# [WORK TO COMPLETE]
Your task is to gather the lines below that hold the string "velocity".

# [ROWS]
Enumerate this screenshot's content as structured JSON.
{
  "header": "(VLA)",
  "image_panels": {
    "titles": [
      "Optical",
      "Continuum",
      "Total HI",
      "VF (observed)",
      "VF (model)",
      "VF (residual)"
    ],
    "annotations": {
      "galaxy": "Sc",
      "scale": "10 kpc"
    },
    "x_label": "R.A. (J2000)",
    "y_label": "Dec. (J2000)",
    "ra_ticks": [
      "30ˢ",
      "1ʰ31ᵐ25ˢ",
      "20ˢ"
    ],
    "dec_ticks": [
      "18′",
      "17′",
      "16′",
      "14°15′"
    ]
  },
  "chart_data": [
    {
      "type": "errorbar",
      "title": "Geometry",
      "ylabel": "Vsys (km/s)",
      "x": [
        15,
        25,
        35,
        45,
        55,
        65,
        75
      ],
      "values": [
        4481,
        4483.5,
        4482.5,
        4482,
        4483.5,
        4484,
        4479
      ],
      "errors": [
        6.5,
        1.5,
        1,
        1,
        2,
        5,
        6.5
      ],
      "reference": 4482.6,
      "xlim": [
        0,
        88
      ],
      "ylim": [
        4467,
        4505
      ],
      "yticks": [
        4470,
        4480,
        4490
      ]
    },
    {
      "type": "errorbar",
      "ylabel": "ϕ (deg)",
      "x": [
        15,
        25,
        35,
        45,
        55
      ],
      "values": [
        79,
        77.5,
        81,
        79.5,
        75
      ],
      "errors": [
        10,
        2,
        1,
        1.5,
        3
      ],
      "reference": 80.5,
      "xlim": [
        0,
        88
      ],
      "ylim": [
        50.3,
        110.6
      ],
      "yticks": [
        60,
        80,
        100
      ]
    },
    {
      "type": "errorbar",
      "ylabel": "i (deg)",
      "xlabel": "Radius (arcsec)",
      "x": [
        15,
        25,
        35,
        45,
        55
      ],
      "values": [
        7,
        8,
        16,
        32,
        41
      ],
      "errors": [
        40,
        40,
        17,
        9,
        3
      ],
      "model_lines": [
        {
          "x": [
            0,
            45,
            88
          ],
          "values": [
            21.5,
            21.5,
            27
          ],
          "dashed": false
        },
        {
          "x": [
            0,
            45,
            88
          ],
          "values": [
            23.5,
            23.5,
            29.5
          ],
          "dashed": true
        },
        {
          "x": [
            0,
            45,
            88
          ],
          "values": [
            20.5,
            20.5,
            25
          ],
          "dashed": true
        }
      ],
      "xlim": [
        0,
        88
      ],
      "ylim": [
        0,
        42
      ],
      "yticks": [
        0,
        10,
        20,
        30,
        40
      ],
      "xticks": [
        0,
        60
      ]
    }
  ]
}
* * *
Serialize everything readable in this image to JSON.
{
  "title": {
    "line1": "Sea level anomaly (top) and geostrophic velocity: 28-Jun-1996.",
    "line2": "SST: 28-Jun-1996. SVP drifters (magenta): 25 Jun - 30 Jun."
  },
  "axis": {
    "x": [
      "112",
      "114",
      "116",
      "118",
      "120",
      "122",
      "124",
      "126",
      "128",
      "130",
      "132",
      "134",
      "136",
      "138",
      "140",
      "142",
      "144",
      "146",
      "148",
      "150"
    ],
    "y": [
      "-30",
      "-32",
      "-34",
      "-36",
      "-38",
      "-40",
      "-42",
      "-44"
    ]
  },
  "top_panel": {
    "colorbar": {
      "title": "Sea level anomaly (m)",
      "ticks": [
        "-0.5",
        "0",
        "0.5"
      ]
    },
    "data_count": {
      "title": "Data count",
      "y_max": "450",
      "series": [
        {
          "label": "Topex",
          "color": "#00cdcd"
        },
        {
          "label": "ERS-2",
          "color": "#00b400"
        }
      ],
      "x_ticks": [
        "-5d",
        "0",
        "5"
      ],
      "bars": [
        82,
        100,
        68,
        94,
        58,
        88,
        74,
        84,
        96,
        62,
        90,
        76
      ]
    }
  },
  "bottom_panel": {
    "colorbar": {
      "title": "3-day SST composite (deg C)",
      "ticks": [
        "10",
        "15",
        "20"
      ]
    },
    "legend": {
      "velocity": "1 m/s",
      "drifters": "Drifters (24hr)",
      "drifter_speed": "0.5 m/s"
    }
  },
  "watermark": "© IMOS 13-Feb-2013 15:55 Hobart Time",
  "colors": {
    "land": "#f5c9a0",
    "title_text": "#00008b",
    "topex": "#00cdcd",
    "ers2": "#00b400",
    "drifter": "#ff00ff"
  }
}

# [ANSWER FOR THE TASK]
    "line1": "Sea level anomaly (top) and geostrophic velocity: 28-Jun-1996.",
      "velocity": "1 m/s",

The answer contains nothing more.